Locate all lines with the word "BeautifulSoup". Copy them.

— Begin Supplied records —

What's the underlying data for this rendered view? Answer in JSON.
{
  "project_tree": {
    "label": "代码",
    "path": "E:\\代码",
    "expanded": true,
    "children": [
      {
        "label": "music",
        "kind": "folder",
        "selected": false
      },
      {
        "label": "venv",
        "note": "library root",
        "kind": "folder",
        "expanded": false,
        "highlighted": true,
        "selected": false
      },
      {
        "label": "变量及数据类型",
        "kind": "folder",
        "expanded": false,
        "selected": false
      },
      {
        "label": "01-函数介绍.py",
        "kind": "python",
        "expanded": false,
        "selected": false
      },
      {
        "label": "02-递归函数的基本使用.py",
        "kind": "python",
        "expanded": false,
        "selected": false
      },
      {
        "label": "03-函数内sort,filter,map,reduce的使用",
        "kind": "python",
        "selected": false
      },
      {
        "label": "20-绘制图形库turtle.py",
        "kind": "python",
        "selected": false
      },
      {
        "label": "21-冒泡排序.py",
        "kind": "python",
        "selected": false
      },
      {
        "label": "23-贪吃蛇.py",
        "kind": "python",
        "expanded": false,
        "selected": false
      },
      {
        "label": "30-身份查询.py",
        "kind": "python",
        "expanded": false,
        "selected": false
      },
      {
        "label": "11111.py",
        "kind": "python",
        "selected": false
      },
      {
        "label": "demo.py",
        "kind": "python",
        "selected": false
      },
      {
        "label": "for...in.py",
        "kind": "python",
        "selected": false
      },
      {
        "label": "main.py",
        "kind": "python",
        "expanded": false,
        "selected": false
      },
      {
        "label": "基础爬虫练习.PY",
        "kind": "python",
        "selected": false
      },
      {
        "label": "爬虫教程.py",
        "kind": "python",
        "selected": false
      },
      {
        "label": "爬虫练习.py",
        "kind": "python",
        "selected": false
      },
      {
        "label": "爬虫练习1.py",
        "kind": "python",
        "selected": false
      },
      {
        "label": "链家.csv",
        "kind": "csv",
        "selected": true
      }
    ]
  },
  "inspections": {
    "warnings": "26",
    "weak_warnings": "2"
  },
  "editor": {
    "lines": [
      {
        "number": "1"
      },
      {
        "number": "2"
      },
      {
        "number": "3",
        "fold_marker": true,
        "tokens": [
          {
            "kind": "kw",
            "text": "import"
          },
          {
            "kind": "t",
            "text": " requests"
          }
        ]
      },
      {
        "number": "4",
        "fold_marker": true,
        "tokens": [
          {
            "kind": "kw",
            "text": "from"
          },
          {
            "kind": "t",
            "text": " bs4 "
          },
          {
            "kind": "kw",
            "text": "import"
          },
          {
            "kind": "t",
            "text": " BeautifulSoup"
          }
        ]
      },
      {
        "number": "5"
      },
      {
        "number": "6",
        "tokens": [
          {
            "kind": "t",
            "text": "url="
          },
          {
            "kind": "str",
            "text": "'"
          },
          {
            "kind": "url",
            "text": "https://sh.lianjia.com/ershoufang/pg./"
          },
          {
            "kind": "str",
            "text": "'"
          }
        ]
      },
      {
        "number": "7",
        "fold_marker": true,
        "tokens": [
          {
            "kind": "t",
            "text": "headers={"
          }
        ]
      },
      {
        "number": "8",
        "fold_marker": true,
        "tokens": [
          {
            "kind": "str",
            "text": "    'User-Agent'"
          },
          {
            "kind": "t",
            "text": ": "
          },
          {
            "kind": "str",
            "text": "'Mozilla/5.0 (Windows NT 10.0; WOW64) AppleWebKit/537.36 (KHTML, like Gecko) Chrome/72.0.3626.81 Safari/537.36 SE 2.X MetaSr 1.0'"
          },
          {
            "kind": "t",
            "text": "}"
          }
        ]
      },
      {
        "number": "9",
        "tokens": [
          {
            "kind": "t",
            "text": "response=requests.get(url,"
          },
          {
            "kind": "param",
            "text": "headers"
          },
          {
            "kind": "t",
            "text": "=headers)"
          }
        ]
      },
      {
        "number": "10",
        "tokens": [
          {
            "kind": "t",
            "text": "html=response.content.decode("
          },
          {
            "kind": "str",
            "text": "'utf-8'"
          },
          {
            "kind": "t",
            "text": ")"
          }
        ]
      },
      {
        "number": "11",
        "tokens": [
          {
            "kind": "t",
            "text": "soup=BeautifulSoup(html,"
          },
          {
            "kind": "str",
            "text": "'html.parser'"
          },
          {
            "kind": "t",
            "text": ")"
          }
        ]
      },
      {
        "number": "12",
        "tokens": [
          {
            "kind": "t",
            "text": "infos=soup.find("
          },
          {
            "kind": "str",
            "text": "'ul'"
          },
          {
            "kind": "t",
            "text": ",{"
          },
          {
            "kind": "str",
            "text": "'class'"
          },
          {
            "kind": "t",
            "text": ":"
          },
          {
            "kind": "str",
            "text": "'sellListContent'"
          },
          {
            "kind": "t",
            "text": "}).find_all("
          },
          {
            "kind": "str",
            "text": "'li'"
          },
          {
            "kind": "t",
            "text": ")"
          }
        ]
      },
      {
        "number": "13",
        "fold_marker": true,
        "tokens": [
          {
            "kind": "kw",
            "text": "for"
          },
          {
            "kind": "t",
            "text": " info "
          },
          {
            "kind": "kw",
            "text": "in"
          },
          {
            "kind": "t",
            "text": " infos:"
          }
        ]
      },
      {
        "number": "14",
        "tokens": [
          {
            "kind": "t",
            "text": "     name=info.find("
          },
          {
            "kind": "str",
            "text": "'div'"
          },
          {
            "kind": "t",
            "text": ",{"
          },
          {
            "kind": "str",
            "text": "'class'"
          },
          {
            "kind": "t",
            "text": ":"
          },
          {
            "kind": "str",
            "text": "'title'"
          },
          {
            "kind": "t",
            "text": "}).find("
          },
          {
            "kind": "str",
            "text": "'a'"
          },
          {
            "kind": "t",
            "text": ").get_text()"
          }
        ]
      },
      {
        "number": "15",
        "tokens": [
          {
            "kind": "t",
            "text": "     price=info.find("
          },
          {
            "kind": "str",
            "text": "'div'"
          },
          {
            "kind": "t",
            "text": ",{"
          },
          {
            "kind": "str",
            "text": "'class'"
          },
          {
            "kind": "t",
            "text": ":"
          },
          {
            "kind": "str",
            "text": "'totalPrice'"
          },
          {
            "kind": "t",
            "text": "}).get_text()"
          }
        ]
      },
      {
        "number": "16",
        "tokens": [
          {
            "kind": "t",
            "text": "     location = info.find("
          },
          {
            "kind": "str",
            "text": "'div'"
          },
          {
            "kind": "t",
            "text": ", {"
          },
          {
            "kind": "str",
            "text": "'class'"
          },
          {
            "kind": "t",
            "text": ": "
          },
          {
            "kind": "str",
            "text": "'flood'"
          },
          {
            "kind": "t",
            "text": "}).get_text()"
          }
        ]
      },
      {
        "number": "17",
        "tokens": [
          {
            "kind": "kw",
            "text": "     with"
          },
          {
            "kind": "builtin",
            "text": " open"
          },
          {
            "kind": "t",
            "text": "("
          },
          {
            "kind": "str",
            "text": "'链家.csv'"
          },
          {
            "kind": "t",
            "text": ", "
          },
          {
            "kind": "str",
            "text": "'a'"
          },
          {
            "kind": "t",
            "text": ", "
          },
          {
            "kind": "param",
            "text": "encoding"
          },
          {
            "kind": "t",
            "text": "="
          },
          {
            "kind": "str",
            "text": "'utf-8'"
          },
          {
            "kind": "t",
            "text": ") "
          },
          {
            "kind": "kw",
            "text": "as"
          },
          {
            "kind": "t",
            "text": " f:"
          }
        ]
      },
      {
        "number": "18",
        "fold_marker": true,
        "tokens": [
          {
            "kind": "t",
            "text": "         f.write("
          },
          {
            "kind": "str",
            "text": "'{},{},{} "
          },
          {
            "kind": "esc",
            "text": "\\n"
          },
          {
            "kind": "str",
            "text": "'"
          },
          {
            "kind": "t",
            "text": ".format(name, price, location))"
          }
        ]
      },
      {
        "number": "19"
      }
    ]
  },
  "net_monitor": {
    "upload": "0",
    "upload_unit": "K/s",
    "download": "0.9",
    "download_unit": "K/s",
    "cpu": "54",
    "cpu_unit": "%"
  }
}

— End Supplied records —

- [Solution to the problem]
            "text": " BeautifulSoup"
            "text": "soup=BeautifulSoup(html,"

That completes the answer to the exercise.